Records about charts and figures
◆ ◆ ◆ ◆ ◆ ◆ ◆

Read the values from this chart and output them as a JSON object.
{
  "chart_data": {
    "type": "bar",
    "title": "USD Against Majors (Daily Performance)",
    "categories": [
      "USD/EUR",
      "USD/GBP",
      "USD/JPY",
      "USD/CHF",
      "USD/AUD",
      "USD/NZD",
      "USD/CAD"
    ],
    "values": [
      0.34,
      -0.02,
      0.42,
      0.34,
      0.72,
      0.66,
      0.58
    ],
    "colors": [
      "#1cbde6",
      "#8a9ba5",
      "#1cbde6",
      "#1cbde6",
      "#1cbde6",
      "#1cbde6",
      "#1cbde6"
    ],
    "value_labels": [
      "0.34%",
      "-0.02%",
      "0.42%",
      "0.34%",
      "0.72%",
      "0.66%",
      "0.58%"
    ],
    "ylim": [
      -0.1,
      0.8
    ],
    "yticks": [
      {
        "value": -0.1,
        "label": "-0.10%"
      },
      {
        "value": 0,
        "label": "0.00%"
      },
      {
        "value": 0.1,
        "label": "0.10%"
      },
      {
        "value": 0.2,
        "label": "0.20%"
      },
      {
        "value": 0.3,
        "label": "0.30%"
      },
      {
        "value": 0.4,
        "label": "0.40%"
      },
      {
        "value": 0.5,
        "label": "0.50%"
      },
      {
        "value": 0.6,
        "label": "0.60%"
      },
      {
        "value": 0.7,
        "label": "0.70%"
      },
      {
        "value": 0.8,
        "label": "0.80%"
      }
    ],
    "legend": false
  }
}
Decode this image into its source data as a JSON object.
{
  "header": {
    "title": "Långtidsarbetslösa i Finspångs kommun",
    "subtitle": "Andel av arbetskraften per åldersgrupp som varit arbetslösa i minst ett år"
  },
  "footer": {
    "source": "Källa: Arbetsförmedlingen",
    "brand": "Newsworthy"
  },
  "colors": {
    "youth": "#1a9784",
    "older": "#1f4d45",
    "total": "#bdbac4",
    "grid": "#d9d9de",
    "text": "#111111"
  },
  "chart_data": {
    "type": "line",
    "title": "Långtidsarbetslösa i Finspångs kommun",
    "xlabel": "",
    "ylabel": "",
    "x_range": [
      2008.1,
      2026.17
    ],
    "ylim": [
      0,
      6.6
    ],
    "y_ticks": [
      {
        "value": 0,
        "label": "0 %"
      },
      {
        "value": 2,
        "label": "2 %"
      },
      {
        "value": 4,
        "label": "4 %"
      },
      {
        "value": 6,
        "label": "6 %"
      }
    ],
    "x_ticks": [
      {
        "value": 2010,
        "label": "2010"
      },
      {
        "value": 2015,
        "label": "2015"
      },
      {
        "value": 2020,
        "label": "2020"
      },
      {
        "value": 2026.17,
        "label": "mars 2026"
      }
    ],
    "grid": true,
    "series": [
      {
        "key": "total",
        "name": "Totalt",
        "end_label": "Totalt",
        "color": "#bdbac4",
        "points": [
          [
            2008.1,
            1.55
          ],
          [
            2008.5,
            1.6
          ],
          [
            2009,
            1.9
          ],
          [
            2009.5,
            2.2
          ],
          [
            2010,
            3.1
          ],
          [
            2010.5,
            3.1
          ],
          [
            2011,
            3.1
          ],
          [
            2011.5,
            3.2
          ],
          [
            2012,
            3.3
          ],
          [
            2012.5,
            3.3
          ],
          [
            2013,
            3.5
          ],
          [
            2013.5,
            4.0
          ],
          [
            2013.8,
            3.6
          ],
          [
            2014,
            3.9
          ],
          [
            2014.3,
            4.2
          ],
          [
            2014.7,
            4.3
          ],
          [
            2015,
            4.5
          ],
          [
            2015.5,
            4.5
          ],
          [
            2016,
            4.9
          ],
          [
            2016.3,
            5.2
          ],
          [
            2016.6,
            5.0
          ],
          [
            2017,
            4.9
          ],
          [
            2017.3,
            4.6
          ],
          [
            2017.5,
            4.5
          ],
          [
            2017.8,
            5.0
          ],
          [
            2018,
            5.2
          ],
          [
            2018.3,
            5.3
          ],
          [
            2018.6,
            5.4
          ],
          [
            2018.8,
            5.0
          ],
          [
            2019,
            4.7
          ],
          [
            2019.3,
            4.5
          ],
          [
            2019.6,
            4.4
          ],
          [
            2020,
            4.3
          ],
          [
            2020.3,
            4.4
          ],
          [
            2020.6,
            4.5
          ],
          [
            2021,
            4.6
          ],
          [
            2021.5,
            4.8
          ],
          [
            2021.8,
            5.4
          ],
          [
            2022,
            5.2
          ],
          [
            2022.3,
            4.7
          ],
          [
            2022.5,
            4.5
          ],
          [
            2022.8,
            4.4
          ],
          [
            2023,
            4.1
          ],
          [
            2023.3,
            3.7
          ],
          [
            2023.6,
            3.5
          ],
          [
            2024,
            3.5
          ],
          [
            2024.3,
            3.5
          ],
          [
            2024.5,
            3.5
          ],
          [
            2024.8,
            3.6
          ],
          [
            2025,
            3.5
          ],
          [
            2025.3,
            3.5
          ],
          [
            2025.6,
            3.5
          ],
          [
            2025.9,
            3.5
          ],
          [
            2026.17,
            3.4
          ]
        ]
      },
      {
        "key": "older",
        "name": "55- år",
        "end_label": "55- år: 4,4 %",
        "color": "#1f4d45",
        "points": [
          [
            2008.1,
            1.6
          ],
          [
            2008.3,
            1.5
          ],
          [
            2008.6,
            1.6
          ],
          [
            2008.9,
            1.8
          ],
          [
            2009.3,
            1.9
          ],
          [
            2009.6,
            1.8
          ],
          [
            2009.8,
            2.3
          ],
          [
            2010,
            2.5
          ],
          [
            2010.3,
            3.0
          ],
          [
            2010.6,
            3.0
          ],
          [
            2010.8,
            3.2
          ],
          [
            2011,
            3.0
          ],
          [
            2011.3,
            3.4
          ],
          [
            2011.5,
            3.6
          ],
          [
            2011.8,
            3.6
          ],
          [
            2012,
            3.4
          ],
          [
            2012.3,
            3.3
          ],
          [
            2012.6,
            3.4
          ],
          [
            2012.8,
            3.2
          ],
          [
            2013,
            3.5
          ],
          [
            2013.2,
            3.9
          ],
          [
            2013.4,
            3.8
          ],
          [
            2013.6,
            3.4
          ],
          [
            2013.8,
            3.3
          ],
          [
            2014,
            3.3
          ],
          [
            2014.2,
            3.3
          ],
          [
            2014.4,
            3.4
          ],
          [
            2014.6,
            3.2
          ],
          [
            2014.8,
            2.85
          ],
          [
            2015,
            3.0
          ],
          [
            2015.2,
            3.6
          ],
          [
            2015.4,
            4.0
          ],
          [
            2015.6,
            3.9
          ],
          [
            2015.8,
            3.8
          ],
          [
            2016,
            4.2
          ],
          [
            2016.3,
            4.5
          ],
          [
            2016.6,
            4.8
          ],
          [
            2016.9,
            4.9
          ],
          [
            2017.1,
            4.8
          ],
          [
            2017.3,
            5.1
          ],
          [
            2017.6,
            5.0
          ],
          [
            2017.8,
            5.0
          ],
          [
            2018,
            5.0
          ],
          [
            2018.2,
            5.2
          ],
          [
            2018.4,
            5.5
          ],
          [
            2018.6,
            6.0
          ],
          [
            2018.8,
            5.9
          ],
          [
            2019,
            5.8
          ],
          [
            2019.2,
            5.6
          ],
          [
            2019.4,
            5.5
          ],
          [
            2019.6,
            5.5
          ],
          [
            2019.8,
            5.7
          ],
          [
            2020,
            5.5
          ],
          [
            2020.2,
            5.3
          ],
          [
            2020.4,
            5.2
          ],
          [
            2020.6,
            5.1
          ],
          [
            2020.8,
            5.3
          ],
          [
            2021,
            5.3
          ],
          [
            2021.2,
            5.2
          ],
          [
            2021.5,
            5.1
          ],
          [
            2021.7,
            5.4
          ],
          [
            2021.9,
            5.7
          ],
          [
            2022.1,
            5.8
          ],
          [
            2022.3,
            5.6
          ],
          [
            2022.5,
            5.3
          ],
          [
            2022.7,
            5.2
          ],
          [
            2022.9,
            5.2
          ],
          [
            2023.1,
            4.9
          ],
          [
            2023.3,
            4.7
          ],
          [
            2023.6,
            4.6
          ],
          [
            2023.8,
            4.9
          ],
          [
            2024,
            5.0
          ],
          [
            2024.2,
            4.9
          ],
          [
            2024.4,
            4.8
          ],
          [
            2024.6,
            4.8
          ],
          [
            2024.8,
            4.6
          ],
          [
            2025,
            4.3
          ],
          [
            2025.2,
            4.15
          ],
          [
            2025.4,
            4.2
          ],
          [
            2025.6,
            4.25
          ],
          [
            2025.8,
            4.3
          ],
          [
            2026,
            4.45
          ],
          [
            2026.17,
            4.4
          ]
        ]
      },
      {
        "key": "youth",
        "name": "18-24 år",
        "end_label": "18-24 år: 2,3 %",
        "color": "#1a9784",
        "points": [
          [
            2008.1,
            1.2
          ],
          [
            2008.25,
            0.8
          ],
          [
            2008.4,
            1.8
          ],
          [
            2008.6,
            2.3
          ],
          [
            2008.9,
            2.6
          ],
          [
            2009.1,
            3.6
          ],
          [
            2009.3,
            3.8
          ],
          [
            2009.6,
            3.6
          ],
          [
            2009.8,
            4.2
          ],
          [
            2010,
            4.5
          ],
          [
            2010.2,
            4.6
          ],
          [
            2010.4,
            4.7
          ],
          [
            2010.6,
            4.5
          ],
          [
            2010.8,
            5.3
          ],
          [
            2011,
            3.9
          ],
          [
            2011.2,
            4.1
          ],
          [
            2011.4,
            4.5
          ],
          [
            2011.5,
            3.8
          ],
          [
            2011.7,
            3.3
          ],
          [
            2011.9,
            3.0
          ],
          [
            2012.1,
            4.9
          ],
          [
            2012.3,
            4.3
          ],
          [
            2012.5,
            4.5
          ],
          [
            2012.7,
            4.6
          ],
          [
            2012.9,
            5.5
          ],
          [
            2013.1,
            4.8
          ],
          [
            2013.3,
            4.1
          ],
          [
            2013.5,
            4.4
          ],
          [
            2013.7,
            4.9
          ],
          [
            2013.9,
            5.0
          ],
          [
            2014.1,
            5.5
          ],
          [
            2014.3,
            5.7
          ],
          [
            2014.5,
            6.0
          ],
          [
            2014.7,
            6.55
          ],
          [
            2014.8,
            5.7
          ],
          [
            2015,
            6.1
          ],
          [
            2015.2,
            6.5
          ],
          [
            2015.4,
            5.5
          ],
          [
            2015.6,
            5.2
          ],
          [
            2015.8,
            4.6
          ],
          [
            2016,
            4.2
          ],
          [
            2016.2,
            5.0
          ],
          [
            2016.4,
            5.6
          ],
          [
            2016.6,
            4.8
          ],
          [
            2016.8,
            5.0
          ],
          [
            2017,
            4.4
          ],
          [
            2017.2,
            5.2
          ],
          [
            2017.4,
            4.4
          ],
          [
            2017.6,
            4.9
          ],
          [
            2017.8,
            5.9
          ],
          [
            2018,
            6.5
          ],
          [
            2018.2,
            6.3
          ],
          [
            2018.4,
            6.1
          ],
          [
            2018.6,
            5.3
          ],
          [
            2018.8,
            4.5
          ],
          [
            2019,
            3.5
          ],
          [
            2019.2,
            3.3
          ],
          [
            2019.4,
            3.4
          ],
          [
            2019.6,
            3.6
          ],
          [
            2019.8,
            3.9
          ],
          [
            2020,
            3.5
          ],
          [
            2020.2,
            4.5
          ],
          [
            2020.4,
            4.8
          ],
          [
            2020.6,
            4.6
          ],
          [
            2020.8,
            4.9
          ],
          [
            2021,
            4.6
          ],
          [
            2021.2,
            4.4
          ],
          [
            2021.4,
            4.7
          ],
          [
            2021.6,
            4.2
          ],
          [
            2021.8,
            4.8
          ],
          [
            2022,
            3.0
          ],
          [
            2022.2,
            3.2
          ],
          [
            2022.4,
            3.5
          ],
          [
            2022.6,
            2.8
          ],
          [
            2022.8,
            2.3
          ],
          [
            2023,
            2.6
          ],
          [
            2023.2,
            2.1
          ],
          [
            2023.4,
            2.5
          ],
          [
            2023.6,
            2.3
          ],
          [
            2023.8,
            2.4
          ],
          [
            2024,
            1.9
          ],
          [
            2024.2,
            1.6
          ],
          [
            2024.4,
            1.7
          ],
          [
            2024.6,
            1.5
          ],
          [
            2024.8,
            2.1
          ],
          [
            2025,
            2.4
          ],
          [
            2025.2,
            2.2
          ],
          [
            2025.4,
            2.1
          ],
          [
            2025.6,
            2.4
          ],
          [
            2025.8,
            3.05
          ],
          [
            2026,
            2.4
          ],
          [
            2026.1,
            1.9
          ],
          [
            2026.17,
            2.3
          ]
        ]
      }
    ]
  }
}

◆ ◆ ◆ ◆ ◆ ◆ ◆

Exercise aim
Identify and copy lines that hold the string "JSON".

Solution
Read the values from this chart and output them as a JSON object.
Decode this image into its source data as a JSON object.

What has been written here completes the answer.